- _Direction_
Identify, in the records below, every line where the string "correctement" appears, and copy each such line.
-*-
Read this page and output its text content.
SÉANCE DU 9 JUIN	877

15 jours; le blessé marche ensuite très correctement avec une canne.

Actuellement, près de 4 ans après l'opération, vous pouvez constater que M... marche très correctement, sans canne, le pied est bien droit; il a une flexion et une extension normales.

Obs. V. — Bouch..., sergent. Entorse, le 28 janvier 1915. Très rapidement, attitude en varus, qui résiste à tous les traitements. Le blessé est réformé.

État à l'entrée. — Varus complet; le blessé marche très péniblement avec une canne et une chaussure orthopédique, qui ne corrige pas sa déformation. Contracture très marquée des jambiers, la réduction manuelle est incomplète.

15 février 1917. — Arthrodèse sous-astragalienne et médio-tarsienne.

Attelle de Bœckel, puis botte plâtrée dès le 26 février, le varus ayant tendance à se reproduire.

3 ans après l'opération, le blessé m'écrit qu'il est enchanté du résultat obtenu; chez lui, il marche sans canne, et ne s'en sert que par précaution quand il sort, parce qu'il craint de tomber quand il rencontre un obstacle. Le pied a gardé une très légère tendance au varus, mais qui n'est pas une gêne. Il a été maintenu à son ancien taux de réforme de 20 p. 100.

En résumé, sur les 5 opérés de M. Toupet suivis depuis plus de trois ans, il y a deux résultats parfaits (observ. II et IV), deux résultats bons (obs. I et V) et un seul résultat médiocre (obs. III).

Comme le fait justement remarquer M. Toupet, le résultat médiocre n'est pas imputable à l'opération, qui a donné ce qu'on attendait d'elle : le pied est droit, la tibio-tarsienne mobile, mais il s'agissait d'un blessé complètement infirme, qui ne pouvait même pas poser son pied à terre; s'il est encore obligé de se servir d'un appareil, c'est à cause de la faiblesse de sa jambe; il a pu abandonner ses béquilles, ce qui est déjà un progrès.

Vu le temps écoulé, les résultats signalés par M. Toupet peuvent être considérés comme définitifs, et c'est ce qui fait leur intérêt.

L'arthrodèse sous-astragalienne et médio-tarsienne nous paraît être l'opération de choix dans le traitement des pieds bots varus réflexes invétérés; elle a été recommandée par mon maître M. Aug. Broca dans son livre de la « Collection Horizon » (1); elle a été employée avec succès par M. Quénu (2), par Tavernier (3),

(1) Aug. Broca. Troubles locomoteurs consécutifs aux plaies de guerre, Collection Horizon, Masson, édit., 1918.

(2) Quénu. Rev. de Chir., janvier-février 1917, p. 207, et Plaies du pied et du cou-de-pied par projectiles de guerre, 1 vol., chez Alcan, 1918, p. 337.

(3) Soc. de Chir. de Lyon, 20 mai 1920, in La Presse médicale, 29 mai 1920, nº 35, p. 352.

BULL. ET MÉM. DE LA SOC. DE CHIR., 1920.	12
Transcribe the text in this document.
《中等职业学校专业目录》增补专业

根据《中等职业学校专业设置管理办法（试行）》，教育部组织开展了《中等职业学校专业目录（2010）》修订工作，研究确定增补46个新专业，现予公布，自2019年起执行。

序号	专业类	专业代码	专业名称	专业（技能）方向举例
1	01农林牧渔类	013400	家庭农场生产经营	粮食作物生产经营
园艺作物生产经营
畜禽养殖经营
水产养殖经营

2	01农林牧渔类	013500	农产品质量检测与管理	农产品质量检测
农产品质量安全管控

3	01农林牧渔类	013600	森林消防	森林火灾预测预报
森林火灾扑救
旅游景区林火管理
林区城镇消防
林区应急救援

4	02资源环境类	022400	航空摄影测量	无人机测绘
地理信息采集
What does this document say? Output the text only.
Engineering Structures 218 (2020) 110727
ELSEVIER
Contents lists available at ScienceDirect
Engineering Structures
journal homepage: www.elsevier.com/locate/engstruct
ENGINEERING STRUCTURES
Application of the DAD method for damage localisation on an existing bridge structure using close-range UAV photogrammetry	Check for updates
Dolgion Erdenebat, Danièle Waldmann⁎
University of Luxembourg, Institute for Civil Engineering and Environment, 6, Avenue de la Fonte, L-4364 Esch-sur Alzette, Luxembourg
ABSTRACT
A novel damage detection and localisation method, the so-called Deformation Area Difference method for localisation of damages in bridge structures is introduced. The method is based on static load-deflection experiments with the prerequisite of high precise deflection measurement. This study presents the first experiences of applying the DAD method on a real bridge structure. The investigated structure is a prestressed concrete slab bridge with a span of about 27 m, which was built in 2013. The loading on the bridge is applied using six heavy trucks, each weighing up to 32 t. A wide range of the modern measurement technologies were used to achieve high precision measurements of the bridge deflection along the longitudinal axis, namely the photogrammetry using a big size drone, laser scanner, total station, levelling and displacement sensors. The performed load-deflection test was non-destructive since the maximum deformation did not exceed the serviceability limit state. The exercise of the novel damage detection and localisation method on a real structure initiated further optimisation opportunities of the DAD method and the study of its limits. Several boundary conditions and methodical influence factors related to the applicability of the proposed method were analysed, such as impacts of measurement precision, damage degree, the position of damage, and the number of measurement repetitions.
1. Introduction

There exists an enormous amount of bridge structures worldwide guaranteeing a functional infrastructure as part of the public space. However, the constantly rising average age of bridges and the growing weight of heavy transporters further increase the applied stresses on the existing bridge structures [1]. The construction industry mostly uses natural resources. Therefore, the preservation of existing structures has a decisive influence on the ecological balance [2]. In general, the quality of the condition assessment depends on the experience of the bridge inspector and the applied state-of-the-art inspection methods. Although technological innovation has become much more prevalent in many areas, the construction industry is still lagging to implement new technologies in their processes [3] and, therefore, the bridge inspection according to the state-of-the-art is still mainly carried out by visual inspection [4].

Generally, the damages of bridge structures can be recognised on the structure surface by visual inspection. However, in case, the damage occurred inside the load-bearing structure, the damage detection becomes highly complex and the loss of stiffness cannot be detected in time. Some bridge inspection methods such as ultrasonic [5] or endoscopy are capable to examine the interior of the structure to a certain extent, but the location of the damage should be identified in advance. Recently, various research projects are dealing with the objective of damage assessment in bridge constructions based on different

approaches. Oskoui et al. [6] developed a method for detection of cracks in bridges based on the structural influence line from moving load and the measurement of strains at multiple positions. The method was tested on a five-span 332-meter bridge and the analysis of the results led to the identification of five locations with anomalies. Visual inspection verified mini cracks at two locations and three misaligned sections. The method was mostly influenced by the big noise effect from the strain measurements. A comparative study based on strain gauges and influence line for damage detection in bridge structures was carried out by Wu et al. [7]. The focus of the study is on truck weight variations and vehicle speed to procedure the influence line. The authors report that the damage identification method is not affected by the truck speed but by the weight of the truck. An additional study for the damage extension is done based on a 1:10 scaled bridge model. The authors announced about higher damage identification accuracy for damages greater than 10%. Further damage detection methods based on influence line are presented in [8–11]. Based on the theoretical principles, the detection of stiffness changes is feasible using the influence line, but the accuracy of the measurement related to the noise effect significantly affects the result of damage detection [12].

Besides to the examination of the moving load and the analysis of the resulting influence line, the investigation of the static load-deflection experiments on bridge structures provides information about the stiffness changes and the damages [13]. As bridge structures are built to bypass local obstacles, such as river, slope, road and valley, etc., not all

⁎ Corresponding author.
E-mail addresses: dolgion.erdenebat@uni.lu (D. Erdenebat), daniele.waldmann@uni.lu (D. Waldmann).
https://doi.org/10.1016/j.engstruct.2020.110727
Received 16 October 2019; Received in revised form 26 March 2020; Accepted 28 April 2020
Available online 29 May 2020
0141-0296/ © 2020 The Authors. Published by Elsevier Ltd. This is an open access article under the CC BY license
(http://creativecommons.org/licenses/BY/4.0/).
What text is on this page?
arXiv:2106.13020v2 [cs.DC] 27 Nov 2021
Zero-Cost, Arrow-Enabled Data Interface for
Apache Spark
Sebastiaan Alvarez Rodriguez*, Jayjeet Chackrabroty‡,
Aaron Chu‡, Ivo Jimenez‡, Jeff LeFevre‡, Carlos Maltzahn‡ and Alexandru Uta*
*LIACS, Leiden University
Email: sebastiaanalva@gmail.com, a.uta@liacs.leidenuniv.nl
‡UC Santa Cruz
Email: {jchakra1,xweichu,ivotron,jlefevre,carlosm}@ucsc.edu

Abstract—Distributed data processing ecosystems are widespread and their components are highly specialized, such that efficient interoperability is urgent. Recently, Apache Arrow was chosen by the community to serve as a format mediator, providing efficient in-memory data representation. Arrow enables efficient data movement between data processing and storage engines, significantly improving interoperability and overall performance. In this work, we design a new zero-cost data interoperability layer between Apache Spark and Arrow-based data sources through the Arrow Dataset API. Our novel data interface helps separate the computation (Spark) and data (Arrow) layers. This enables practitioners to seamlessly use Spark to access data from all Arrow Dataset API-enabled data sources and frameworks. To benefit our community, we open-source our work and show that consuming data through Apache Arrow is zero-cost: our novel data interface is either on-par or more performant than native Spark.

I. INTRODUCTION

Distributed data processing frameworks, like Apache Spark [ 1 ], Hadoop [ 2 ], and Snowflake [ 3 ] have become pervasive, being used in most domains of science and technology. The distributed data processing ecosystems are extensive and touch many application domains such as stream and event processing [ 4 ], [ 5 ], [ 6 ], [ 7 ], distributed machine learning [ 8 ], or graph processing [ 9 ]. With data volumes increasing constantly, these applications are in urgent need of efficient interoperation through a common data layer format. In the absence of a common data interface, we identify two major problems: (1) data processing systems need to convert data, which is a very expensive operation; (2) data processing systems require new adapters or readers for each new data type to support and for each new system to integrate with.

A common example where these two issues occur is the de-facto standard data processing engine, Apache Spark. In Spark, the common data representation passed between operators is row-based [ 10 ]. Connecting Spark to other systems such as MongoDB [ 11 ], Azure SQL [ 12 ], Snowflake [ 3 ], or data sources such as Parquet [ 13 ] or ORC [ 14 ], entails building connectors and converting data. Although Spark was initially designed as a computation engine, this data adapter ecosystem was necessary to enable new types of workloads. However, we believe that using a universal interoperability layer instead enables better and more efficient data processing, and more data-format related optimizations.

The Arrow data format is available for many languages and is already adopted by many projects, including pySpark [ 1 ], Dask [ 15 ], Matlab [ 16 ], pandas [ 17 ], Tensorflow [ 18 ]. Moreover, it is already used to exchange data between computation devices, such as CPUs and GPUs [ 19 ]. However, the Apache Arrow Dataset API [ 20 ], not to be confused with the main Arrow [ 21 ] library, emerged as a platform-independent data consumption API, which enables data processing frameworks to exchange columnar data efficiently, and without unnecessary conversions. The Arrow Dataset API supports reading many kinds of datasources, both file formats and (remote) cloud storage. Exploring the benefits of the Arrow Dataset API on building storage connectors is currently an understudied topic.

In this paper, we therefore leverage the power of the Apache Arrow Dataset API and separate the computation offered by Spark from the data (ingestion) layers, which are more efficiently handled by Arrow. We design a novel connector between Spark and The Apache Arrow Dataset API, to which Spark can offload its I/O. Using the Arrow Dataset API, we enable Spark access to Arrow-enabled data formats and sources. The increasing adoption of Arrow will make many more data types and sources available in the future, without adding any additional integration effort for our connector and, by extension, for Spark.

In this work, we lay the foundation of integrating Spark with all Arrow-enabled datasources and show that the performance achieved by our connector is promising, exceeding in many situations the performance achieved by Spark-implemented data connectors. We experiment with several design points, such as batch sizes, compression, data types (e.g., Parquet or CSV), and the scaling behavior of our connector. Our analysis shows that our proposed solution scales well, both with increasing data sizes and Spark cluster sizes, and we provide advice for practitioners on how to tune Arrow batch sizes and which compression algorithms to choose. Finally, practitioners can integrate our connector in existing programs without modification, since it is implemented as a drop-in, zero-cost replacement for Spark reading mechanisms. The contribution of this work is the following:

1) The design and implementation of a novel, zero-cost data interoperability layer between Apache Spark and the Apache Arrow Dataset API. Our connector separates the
-*-
- _Answer in full_
15 jours; le blessé marche ensuite très correctement avec une canne.
Actuellement, près de 4 ans après l'opération, vous pouvez constater que M... marche très correctement, sans canne, le pied est bien droit; il a une flexion et une extension normales.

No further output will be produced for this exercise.